→ **What is needed**: Would you extract the whole listing below and retype it exactly?

** start of Dataset records **

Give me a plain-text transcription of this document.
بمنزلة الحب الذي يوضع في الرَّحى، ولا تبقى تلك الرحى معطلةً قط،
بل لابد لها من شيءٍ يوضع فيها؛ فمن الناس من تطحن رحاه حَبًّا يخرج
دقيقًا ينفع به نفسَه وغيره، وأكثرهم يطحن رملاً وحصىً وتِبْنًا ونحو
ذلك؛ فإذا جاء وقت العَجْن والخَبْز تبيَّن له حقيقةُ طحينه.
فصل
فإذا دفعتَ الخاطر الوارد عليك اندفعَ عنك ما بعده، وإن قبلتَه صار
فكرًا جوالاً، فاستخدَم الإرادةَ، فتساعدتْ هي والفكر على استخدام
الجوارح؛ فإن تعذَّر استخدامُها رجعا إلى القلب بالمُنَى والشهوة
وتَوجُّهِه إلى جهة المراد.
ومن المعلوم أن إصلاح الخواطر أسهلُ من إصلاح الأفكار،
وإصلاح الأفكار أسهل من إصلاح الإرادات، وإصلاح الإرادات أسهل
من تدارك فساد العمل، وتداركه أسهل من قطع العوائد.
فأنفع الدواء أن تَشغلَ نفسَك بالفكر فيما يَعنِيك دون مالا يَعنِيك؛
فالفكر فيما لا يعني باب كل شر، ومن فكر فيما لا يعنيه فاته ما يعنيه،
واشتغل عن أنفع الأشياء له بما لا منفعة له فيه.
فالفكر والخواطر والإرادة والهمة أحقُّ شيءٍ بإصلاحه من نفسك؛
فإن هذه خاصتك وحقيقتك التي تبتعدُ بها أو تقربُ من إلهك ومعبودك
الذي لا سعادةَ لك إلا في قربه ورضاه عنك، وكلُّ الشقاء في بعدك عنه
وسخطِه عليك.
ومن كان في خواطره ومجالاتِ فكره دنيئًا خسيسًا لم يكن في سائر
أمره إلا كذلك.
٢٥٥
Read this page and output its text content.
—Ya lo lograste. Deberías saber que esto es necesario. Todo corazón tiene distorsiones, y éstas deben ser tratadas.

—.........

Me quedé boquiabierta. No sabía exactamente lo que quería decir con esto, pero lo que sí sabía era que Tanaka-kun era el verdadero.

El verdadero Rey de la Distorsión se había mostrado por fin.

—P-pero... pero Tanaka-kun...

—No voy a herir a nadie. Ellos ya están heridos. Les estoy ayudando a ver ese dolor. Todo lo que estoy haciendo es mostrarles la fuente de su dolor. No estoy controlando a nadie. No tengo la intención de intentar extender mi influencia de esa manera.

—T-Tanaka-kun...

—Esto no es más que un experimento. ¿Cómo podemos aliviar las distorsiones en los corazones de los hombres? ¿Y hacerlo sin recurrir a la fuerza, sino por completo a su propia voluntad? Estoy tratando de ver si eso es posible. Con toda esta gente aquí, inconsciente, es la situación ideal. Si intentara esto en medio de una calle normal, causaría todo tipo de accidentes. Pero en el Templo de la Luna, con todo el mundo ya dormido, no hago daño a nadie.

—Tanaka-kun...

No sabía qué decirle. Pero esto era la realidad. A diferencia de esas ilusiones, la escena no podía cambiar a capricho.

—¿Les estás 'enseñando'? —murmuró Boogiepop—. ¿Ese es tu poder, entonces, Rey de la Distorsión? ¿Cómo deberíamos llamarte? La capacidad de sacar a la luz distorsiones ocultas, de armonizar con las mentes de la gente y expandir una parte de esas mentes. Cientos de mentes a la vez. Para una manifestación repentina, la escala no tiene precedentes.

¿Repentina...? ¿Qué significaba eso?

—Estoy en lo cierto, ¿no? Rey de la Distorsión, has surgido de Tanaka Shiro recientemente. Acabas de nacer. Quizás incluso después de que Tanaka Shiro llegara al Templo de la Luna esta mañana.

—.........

** end of Dataset records **

→ **Finished answer**:
Give me a plain-text transcription of this document.
بمنزلة الحب الذي يوضع في الرَّحى، ولا تبقى تلك الرحى معطلةً قط،
بل لابد لها من شيءٍ يوضع فيها؛ فمن الناس من تطحن رحاه حَبًّا يخرج
دقيقًا ينفع به نفسَه وغيره، وأكثرهم يطحن رملاً وحصىً وتِبْنًا ونحو
ذلك؛ فإذا جاء وقت العَجْن والخَبْز تبيَّن له حقيقةُ طحينه.
فصل
فإذا دفعتَ الخاطر الوارد عليك اندفعَ عنك ما بعده، وإن قبلتَه صار
فكرًا جوالاً، فاستخدَم الإرادةَ، فتساعدتْ هي والفكر على استخدام
الجوارح؛ فإن تعذَّر استخدامُها رجعا إلى القلب بالمُنَى والشهوة
وتَوجُّهِه إلى جهة المراد.
ومن المعلوم أن إصلاح الخواطر أسهلُ من إصلاح الأفكار،
وإصلاح الأفكار أسهل من إصلاح الإرادات، وإصلاح الإرادات أسهل
من تدارك فساد العمل، وتداركه أسهل من قطع العوائد.
فأنفع الدواء أن تَشغلَ نفسَك بالفكر فيما يَعنِيك دون مالا يَعنِيك؛
فالفكر فيما لا يعني باب كل شر، ومن فكر فيما لا يعنيه فاته ما يعنيه،
واشتغل عن أنفع الأشياء له بما لا منفعة له فيه.
فالفكر والخواطر والإرادة والهمة أحقُّ شيءٍ بإصلاحه من نفسك؛
فإن هذه خاصتك وحقيقتك التي تبتعدُ بها أو تقربُ من إلهك ومعبودك
الذي لا سعادةَ لك إلا في قربه ورضاه عنك، وكلُّ الشقاء في بعدك عنه
وسخطِه عليك.
ومن كان في خواطره ومجالاتِ فكره دنيئًا خسيسًا لم يكن في سائر
أمره إلا كذلك.
٢٥٥
Read this page and output its text content.
—Ya lo lograste. Deberías saber que esto es necesario. Todo corazón tiene distorsiones, y éstas deben ser tratadas.

—.........

Me quedé boquiabierta. No sabía exactamente lo que quería decir con esto, pero lo que sí sabía era que Tanaka-kun era el verdadero.

El verdadero Rey de la Distorsión se había mostrado por fin.

—P-pero... pero Tanaka-kun...

—No voy a herir a nadie. Ellos ya están heridos. Les estoy ayudando a ver ese dolor. Todo lo que estoy haciendo es mostrarles la fuente de su dolor. No estoy controlando a nadie. No tengo la intención de intentar extender mi influencia de esa manera.

—T-Tanaka-kun...

—Esto no es más que un experimento. ¿Cómo podemos aliviar las distorsiones en los corazones de los hombres? ¿Y hacerlo sin recurrir a la fuerza, sino por completo a su propia voluntad? Estoy tratando de ver si eso es posible. Con toda esta gente aquí, inconsciente, es la situación ideal. Si intentara esto en medio de una calle normal, causaría todo tipo de accidentes. Pero en el Templo de la Luna, con todo el mundo ya dormido, no hago daño a nadie.

—Tanaka-kun...

No sabía qué decirle. Pero esto era la realidad. A diferencia de esas ilusiones, la escena no podía cambiar a capricho.

—¿Les estás 'enseñando'? —murmuró Boogiepop—. ¿Ese es tu poder, entonces, Rey de la Distorsión? ¿Cómo deberíamos llamarte? La capacidad de sacar a la luz distorsiones ocultas, de armonizar con las mentes de la gente y expandir una parte de esas mentes. Cientos de mentes a la vez. Para una manifestación repentina, la escala no tiene precedentes.

¿Repentina...? ¿Qué significaba eso?

—Estoy en lo cierto, ¿no? Rey de la Distorsión, has surgido de Tanaka Shiro recientemente. Acabas de nacer. Quizás incluso después de que Tanaka Shiro llegara al Templo de la Luna esta mañana.

—.........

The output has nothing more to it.